**Given data:**
==================================================

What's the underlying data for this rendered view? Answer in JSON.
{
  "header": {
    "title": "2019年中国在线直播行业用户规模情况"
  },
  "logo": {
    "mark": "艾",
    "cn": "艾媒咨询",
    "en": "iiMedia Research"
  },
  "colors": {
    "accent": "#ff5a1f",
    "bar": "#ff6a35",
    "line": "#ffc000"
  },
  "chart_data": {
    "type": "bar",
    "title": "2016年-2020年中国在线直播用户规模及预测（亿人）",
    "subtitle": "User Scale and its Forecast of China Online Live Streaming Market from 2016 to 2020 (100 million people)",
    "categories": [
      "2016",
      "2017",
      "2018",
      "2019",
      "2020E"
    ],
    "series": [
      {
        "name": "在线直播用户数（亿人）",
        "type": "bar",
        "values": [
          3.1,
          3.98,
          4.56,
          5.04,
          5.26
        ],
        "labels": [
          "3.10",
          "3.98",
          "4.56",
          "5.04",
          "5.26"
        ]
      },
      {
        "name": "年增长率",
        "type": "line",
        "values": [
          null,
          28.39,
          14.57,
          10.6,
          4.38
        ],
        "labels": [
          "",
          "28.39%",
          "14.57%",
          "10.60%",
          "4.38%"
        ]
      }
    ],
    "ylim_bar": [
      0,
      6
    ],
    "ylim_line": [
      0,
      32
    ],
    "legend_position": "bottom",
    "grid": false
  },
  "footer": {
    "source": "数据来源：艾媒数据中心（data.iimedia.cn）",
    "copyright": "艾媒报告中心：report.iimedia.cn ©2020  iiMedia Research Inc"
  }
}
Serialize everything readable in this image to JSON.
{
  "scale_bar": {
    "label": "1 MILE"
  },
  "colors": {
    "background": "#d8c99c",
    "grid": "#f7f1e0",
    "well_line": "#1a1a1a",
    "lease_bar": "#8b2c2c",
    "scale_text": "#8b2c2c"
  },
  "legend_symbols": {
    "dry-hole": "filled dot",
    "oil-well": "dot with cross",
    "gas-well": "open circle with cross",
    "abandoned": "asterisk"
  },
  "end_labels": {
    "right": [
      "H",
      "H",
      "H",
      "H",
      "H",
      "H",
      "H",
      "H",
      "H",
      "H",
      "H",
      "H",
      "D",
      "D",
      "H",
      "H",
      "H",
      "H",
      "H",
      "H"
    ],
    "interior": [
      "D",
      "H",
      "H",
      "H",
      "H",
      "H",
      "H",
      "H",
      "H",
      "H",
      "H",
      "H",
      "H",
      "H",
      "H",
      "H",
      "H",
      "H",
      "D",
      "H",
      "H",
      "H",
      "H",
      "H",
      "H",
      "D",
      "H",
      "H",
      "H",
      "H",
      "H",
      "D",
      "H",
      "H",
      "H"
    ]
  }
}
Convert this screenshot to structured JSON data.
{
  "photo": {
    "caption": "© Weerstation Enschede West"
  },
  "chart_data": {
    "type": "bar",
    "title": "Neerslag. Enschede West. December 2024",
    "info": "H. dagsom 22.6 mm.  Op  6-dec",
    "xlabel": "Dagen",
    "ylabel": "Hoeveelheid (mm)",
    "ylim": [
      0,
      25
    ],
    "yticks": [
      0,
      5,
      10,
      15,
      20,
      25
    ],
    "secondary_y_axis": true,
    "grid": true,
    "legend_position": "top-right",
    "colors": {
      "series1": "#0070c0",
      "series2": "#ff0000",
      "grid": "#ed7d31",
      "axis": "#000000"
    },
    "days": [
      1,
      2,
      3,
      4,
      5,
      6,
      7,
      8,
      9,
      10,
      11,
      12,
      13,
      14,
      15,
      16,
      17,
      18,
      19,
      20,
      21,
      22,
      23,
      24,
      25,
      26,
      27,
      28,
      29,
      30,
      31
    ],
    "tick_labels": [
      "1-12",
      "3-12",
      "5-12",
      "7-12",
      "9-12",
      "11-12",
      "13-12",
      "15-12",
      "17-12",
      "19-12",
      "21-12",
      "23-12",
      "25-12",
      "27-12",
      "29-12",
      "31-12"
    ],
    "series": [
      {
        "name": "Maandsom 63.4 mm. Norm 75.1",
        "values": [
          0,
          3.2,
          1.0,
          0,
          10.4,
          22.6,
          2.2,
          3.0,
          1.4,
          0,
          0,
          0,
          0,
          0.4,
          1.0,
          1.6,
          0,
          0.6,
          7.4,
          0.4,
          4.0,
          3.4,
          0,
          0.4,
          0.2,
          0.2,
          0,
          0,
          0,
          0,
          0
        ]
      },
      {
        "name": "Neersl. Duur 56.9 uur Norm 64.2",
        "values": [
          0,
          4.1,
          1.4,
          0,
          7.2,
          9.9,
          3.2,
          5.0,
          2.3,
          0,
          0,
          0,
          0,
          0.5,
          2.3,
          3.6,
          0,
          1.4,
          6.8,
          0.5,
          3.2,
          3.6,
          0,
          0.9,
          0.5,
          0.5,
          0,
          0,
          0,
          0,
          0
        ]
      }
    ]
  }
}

==================================================

**Instructions for the task:** Output all of the material, please, exactly as it stands.

**Worked solution:**
What's the underlying data for this rendered view? Answer in JSON.
{
  "header": {
    "title": "2019年中国在线直播行业用户规模情况"
  },
  "logo": {
    "mark": "艾",
    "cn": "艾媒咨询",
    "en": "iiMedia Research"
  },
  "colors": {
    "accent": "#ff5a1f",
    "bar": "#ff6a35",
    "line": "#ffc000"
  },
  "chart_data": {
    "type": "bar",
    "title": "2016年-2020年中国在线直播用户规模及预测（亿人）",
    "subtitle": "User Scale and its Forecast of China Online Live Streaming Market from 2016 to 2020 (100 million people)",
    "categories": [
      "2016",
      "2017",
      "2018",
      "2019",
      "2020E"
    ],
    "series": [
      {
        "name": "在线直播用户数（亿人）",
        "type": "bar",
        "values": [
          3.1,
          3.98,
          4.56,
          5.04,
          5.26
        ],
        "labels": [
          "3.10",
          "3.98",
          "4.56",
          "5.04",
          "5.26"
        ]
      },
      {
        "name": "年增长率",
        "type": "line",
        "values": [
          null,
          28.39,
          14.57,
          10.6,
          4.38
        ],
        "labels": [
          "",
          "28.39%",
          "14.57%",
          "10.60%",
          "4.38%"
        ]
      }
    ],
    "ylim_bar": [
      0,
      6
    ],
    "ylim_line": [
      0,
      32
    ],
    "legend_position": "bottom",
    "grid": false
  },
  "footer": {
    "source": "数据来源：艾媒数据中心（data.iimedia.cn）",
    "copyright": "艾媒报告中心：report.iimedia.cn ©2020  iiMedia Research Inc"
  }
}
Serialize everything readable in this image to JSON.
{
  "scale_bar": {
    "label": "1 MILE"
  },
  "colors": {
    "background": "#d8c99c",
    "grid": "#f7f1e0",
    "well_line": "#1a1a1a",
    "lease_bar": "#8b2c2c",
    "scale_text": "#8b2c2c"
  },
  "legend_symbols": {
    "dry-hole": "filled dot",
    "oil-well": "dot with cross",
    "gas-well": "open circle with cross",
    "abandoned": "asterisk"
  },
  "end_labels": {
    "right": [
      "H",
      "H",
      "H",
      "H",
      "H",
      "H",
      "H",
      "H",
      "H",
      "H",
      "H",
      "H",
      "D",
      "D",
      "H",
      "H",
      "H",
      "H",
      "H",
      "H"
    ],
    "interior": [
      "D",
      "H",
      "H",
      "H",
      "H",
      "H",
      "H",
      "H",
      "H",
      "H",
      "H",
      "H",
      "H",
      "H",
      "H",
      "H",
      "H",
      "H",
      "D",
      "H",
      "H",
      "H",
      "H",
      "H",
      "H",
      "D",
      "H",
      "H",
      "H",
      "H",
      "H",
      "D",
      "H",
      "H",
      "H"
    ]
  }
}
Convert this screenshot to structured JSON data.
{
  "photo": {
    "caption": "© Weerstation Enschede West"
  },
  "chart_data": {
    "type": "bar",
    "title": "Neerslag. Enschede West. December 2024",
    "info": "H. dagsom 22.6 mm.  Op  6-dec",
    "xlabel": "Dagen",
    "ylabel": "Hoeveelheid (mm)",
    "ylim": [
      0,
      25
    ],
    "yticks": [
      0,
      5,
      10,
      15,
      20,
      25
    ],
    "secondary_y_axis": true,
    "grid": true,
    "legend_position": "top-right",
    "colors": {
      "series1": "#0070c0",
      "series2": "#ff0000",
      "grid": "#ed7d31",
      "axis": "#000000"
    },
    "days": [
      1,
      2,
      3,
      4,
      5,
      6,
      7,
      8,
      9,
      10,
      11,
      12,
      13,
      14,
      15,
      16,
      17,
      18,
      19,
      20,
      21,
      22,
      23,
      24,
      25,
      26,
      27,
      28,
      29,
      30,
      31
    ],
    "tick_labels": [
      "1-12",
      "3-12",
      "5-12",
      "7-12",
      "9-12",
      "11-12",
      "13-12",
      "15-12",
      "17-12",
      "19-12",
      "21-12",
      "23-12",
      "25-12",
      "27-12",
      "29-12",
      "31-12"
    ],
    "series": [
      {
        "name": "Maandsom 63.4 mm. Norm 75.1",
        "values": [
          0,
          3.2,
          1.0,
          0,
          10.4,
          22.6,
          2.2,
          3.0,
          1.4,
          0,
          0,
          0,
          0,
          0.4,
          1.0,
          1.6,
          0,
          0.6,
          7.4,
          0.4,
          4.0,
          3.4,
          0,
          0.4,
          0.2,
          0.2,
          0,
          0,
          0,
          0,
          0
        ]
      },
      {
        "name": "Neersl. Duur 56.9 uur Norm 64.2",
        "values": [
          0,
          4.1,
          1.4,
          0,
          7.2,
          9.9,
          3.2,
          5.0,
          2.3,
          0,
          0,
          0,
          0,
          0.5,
          2.3,
          3.6,
          0,
          1.4,
          6.8,
          0.5,
          3.2,
          3.6,
          0,
          0.9,
          0.5,
          0.5,
          0,
          0,
          0,
          0,
          0
        ]
      }
    ]
  }
}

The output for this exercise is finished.